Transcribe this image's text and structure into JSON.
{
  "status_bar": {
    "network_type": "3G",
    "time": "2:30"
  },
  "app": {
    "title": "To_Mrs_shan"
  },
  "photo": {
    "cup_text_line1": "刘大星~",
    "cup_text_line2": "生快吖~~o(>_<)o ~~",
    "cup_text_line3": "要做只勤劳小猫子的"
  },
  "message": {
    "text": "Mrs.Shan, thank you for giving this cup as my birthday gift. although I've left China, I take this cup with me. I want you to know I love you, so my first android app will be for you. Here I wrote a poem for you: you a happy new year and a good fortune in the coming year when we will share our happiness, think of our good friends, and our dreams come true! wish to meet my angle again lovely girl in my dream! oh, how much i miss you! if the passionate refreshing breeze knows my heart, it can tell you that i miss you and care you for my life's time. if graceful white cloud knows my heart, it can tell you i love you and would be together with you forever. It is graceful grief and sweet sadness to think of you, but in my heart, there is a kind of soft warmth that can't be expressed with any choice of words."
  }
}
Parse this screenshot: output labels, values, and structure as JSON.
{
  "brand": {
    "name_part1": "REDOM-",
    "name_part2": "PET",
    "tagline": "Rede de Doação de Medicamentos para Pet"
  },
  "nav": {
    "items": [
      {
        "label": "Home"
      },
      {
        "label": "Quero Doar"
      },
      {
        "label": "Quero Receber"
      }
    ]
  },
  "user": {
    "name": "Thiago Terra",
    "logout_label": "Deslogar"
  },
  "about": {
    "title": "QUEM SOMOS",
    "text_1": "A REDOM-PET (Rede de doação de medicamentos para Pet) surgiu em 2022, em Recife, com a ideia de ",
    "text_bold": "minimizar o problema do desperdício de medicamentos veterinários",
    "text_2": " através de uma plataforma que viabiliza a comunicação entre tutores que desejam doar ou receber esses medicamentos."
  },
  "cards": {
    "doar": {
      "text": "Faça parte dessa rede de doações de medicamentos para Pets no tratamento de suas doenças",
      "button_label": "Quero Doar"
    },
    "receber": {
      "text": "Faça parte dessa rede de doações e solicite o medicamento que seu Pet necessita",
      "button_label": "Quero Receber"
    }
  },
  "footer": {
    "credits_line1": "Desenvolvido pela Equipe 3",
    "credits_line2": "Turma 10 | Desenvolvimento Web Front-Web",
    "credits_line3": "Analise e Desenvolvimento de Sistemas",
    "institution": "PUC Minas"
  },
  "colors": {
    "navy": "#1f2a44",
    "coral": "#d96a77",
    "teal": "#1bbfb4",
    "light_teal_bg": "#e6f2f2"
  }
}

PROBLEM TO WORK ON: Write out all the entries exactly.

WORKED ANSWER:
Transcribe this image's text and structure into JSON.
{
  "status_bar": {
    "network_type": "3G",
    "time": "2:30"
  },
  "app": {
    "title": "To_Mrs_shan"
  },
  "photo": {
    "cup_text_line1": "刘大星~",
    "cup_text_line2": "生快吖~~o(>_<)o ~~",
    "cup_text_line3": "要做只勤劳小猫子的"
  },
  "message": {
    "text": "Mrs.Shan, thank you for giving this cup as my birthday gift. although I've left China, I take this cup with me. I want you to know I love you, so my first android app will be for you. Here I wrote a poem for you: you a happy new year and a good fortune in the coming year when we will share our happiness, think of our good friends, and our dreams come true! wish to meet my angle again lovely girl in my dream! oh, how much i miss you! if the passionate refreshing breeze knows my heart, it can tell you that i miss you and care you for my life's time. if graceful white cloud knows my heart, it can tell you i love you and would be together with you forever. It is graceful grief and sweet sadness to think of you, but in my heart, there is a kind of soft warmth that can't be expressed with any choice of words."
  }
}
Parse this screenshot: output labels, values, and structure as JSON.
{
  "brand": {
    "name_part1": "REDOM-",
    "name_part2": "PET",
    "tagline": "Rede de Doação de Medicamentos para Pet"
  },
  "nav": {
    "items": [
      {
        "label": "Home"
      },
      {
        "label": "Quero Doar"
      },
      {
        "label": "Quero Receber"
      }
    ]
  },
  "user": {
    "name": "Thiago Terra",
    "logout_label": "Deslogar"
  },
  "about": {
    "title": "QUEM SOMOS",
    "text_1": "A REDOM-PET (Rede de doação de medicamentos para Pet) surgiu em 2022, em Recife, com a ideia de ",
    "text_bold": "minimizar o problema do desperdício de medicamentos veterinários",
    "text_2": " através de uma plataforma que viabiliza a comunicação entre tutores que desejam doar ou receber esses medicamentos."
  },
  "cards": {
    "doar": {
      "text": "Faça parte dessa rede de doações de medicamentos para Pets no tratamento de suas doenças",
      "button_label": "Quero Doar"
    },
    "receber": {
      "text": "Faça parte dessa rede de doações e solicite o medicamento que seu Pet necessita",
      "button_label": "Quero Receber"
    }
  },
  "footer": {
    "credits_line1": "Desenvolvido pela Equipe 3",
    "credits_line2": "Turma 10 | Desenvolvimento Web Front-Web",
    "credits_line3": "Analise e Desenvolvimento de Sistemas",
    "institution": "PUC Minas"
  },
  "colors": {
    "navy": "#1f2a44",
    "coral": "#d96a77",
    "teal": "#1bbfb4",
    "light_teal_bg": "#e6f2f2"
  }
}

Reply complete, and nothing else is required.